■ Exercise
Rewrite the lines from the first one through the line containing "taskbar-search[interactable]: Ara: [285, 600, 395, 612]", replacing "key-hint" with "keyboard-hint" wherever it appears and leaving everything else unchanged.

■ Data to process
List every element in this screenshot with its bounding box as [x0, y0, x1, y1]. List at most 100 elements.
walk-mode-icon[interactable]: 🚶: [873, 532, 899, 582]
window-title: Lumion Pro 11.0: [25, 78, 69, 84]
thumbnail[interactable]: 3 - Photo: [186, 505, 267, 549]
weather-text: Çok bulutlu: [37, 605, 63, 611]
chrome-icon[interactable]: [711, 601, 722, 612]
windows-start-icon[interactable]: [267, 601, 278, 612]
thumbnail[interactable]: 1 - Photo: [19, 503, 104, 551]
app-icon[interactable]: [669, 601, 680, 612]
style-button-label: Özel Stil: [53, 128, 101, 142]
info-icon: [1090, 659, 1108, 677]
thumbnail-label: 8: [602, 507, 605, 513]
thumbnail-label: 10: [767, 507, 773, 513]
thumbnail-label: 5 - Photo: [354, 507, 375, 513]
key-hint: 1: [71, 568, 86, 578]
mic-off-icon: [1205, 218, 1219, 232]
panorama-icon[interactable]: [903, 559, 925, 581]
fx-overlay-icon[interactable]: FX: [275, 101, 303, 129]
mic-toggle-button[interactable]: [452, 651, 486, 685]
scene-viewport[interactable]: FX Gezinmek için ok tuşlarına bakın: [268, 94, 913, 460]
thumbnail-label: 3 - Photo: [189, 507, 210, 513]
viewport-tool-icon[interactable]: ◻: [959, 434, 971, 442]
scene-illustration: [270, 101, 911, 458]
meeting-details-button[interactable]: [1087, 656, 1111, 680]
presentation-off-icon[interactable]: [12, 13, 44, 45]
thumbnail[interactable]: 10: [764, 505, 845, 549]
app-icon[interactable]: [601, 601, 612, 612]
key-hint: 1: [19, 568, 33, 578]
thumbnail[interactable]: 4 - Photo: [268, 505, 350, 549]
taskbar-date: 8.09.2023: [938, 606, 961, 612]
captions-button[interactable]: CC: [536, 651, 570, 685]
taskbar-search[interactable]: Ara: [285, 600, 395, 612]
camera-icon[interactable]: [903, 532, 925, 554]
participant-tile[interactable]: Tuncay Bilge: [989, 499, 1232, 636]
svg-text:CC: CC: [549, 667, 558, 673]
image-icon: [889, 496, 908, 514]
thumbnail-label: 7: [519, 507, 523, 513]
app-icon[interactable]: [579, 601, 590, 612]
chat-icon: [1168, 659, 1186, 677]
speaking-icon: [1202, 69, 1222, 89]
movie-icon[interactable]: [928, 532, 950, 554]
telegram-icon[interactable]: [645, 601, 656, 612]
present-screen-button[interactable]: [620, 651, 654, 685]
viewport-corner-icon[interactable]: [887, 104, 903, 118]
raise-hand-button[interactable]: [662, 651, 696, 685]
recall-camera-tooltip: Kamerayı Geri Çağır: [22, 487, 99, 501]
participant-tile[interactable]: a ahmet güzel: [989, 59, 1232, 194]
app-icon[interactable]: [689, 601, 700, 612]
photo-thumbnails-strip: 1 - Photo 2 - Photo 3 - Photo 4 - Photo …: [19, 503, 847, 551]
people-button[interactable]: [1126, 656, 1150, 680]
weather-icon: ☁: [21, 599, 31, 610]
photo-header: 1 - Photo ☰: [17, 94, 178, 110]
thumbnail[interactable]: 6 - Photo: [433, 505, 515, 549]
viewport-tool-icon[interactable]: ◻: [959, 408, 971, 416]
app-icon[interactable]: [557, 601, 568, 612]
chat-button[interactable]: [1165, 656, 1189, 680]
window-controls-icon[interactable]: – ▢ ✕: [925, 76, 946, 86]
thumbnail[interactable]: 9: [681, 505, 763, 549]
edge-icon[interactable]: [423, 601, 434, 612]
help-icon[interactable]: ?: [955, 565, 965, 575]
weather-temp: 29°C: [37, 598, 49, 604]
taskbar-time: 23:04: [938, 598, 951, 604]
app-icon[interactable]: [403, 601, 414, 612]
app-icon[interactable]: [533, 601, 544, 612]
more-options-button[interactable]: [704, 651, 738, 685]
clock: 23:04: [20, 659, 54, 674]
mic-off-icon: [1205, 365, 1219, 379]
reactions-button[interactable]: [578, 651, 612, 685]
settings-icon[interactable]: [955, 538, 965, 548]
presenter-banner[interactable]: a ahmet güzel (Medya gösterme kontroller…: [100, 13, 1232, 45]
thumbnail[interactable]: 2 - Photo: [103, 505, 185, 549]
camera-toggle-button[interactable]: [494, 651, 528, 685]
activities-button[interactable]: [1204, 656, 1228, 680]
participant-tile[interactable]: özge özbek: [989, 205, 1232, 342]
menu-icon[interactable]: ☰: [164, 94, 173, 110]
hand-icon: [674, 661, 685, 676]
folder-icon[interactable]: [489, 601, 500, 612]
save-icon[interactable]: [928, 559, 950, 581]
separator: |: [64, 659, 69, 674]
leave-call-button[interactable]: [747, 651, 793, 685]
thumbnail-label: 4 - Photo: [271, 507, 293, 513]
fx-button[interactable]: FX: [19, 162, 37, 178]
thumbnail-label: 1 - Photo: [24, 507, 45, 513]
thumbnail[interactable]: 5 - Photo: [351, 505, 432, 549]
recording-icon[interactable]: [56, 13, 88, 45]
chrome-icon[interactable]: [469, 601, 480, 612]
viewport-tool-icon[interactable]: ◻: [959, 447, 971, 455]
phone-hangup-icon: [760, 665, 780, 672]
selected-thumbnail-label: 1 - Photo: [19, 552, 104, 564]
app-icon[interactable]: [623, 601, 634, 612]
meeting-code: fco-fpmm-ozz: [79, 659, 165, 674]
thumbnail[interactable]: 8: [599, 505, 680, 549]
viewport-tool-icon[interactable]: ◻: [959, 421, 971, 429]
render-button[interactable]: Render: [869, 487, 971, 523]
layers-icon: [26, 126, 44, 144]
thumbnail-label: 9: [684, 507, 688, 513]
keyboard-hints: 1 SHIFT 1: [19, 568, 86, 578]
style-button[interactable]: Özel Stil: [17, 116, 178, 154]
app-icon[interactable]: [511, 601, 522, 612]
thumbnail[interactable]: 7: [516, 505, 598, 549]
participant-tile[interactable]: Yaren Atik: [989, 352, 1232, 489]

■ Solved exercise
List every element in this screenshot with its bounding box as [x0, y0, x1, y1]. List at most 100 elements.
walk-mode-icon[interactable]: 🚶: [873, 532, 899, 582]
window-title: Lumion Pro 11.0: [25, 78, 69, 84]
thumbnail[interactable]: 3 - Photo: [186, 505, 267, 549]
weather-text: Çok bulutlu: [37, 605, 63, 611]
chrome-icon[interactable]: [711, 601, 722, 612]
windows-start-icon[interactable]: [267, 601, 278, 612]
thumbnail[interactable]: 1 - Photo: [19, 503, 104, 551]
app-icon[interactable]: [669, 601, 680, 612]
style-button-label: Özel Stil: [53, 128, 101, 142]
info-icon: [1090, 659, 1108, 677]
thumbnail-label: 8: [602, 507, 605, 513]
thumbnail-label: 10: [767, 507, 773, 513]
thumbnail-label: 5 - Photo: [354, 507, 375, 513]
keyboard-hint: 1: [71, 568, 86, 578]
mic-off-icon: [1205, 218, 1219, 232]
panorama-icon[interactable]: [903, 559, 925, 581]
fx-overlay-icon[interactable]: FX: [275, 101, 303, 129]
mic-toggle-button[interactable]: [452, 651, 486, 685]
scene-viewport[interactable]: FX Gezinmek için ok tuşlarına bakın: [268, 94, 913, 460]
thumbnail-label: 3 - Photo: [189, 507, 210, 513]
viewport-tool-icon[interactable]: ◻: [959, 434, 971, 442]
scene-illustration: [270, 101, 911, 458]
meeting-details-button[interactable]: [1087, 656, 1111, 680]
presentation-off-icon[interactable]: [12, 13, 44, 45]
thumbnail[interactable]: 10: [764, 505, 845, 549]
app-icon[interactable]: [601, 601, 612, 612]
keyboard-hint: 1: [19, 568, 33, 578]
thumbnail[interactable]: 4 - Photo: [268, 505, 350, 549]
taskbar-date: 8.09.2023: [938, 606, 961, 612]
captions-button[interactable]: CC: [536, 651, 570, 685]
taskbar-search[interactable]: Ara: [285, 600, 395, 612]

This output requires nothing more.